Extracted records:
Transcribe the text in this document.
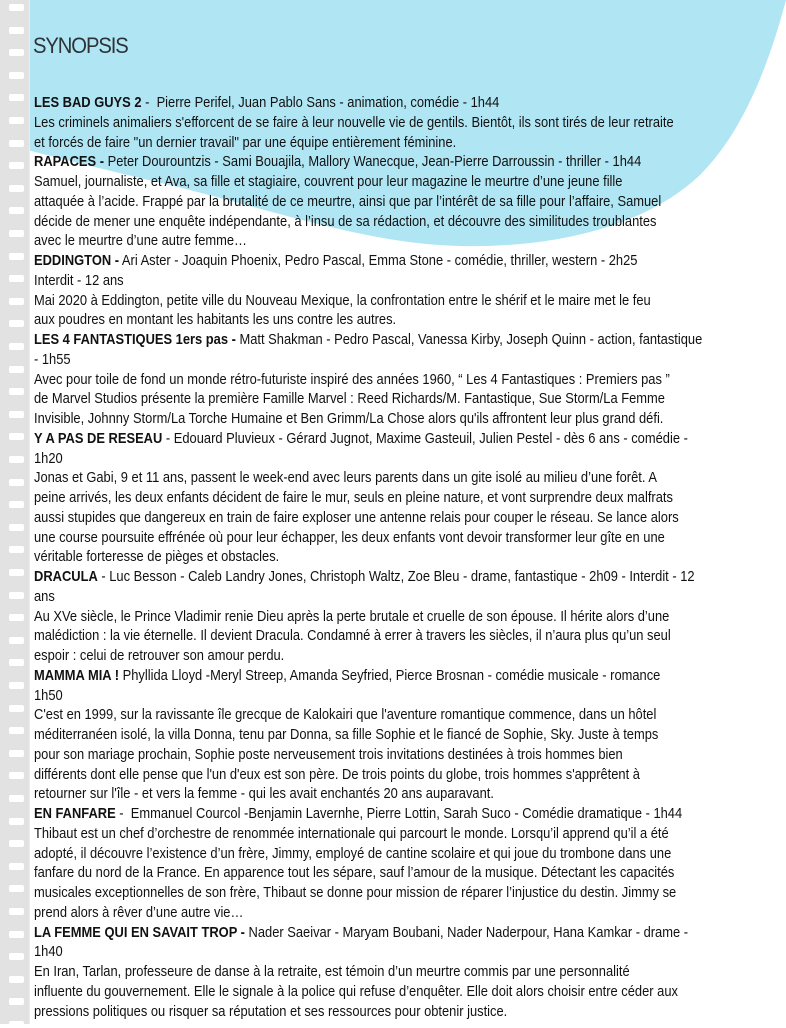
SYNOPSIS
LES BAD GUYS 2 -  Pierre Perifel, Juan Pablo Sans - animation, comédie - 1h44
Les criminels animaliers s'efforcent de se faire à leur nouvelle vie de gentils. Bientôt, ils sont tirés de leur retraite
et forcés de faire "un dernier travail" par une équipe entièrement féminine.
RAPACES - Peter Dourountzis - Sami Bouajila, Mallory Wanecque, Jean-Pierre Darroussin - thriller - 1h44
Samuel, journaliste, et Ava, sa fille et stagiaire, couvrent pour leur magazine le meurtre d’une jeune fille
attaquée à l’acide. Frappé par la brutalité de ce meurtre, ainsi que par l’intérêt de sa fille pour l’affaire, Samuel
décide de mener une enquête indépendante, à l’insu de sa rédaction, et découvre des similitudes troublantes
avec le meurtre d’une autre femme…
EDDINGTON - Ari Aster - Joaquin Phoenix, Pedro Pascal, Emma Stone - comédie, thriller, western - 2h25
Interdit - 12 ans
Mai 2020 à Eddington, petite ville du Nouveau Mexique, la confrontation entre le shérif et le maire met le feu
aux poudres en montant les habitants les uns contre les autres.
LES 4 FANTASTIQUES 1ers pas - Matt Shakman - Pedro Pascal, Vanessa Kirby, Joseph Quinn - action, fantastique
- 1h55
Avec pour toile de fond un monde rétro-futuriste inspiré des années 1960, “ Les 4 Fantastiques : Premiers pas ”
de Marvel Studios présente la première Famille Marvel : Reed Richards/M. Fantastique, Sue Storm/La Femme
Invisible, Johnny Storm/La Torche Humaine et Ben Grimm/La Chose alors qu'ils affrontent leur plus grand défi.
Y A PAS DE RESEAU - Edouard Pluvieux - Gérard Jugnot, Maxime Gasteuil, Julien Pestel - dès 6 ans - comédie -
1h20
Jonas et Gabi, 9 et 11 ans, passent le week-end avec leurs parents dans un gite isolé au milieu d’une forêt. A
peine arrivés, les deux enfants décident de faire le mur, seuls en pleine nature, et vont surprendre deux malfrats
aussi stupides que dangereux en train de faire exploser une antenne relais pour couper le réseau. Se lance alors
une course poursuite effrénée où pour leur échapper, les deux enfants vont devoir transformer leur gîte en une
véritable forteresse de pièges et obstacles.
DRACULA - Luc Besson - Caleb Landry Jones, Christoph Waltz, Zoe Bleu - drame, fantastique - 2h09 - Interdit - 12
ans
Au XVe siècle, le Prince Vladimir renie Dieu après la perte brutale et cruelle de son épouse. Il hérite alors d’une
malédiction : la vie éternelle. Il devient Dracula. Condamné à errer à travers les siècles, il n’aura plus qu’un seul
espoir : celui de retrouver son amour perdu.
MAMMA MIA ! Phyllida Lloyd -Meryl Streep, Amanda Seyfried, Pierce Brosnan - comédie musicale - romance
1h50
C'est en 1999, sur la ravissante île grecque de Kalokairi que l'aventure romantique commence, dans un hôtel
méditerranéen isolé, la villa Donna, tenu par Donna, sa fille Sophie et le fiancé de Sophie, Sky. Juste à temps
pour son mariage prochain, Sophie poste nerveusement trois invitations destinées à trois hommes bien
différents dont elle pense que l'un d'eux est son père. De trois points du globe, trois hommes s'apprêtent à
retourner sur l'île - et vers la femme - qui les avait enchantés 20 ans auparavant.
EN FANFARE -  Emmanuel Courcol -Benjamin Lavernhe, Pierre Lottin, Sarah Suco - Comédie dramatique - 1h44
Thibaut est un chef d’orchestre de renommée internationale qui parcourt le monde. Lorsqu’il apprend qu’il a été
adopté, il découvre l’existence d’un frère, Jimmy, employé de cantine scolaire et qui joue du trombone dans une
fanfare du nord de la France. En apparence tout les sépare, sauf l’amour de la musique. Détectant les capacités
musicales exceptionnelles de son frère, Thibaut se donne pour mission de réparer l’injustice du destin. Jimmy se
prend alors à rêver d’une autre vie…
LA FEMME QUI EN SAVAIT TROP - Nader Saeivar - Maryam Boubani, Nader Naderpour, Hana Kamkar - drame -
1h40
En Iran, Tarlan, professeure de danse à la retraite, est témoin d’un meurtre commis par une personnalité
influente du gouvernement. Elle le signale à la police qui refuse d’enquêter. Elle doit alors choisir entre céder aux
pressions politiques ou risquer sa réputation et ses ressources pour obtenir justice.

Stated exercise: Show, from the listing above, each line that contains the word "plus".

Result for this exercise:
Invisible, Johnny Storm/La Torche Humaine et Ben Grimm/La Chose alors qu'ils affrontent leur plus grand défi.
malédiction : la vie éternelle. Il devient Dracula. Condamné à errer à travers les siècles, il n’aura plus qu’un seul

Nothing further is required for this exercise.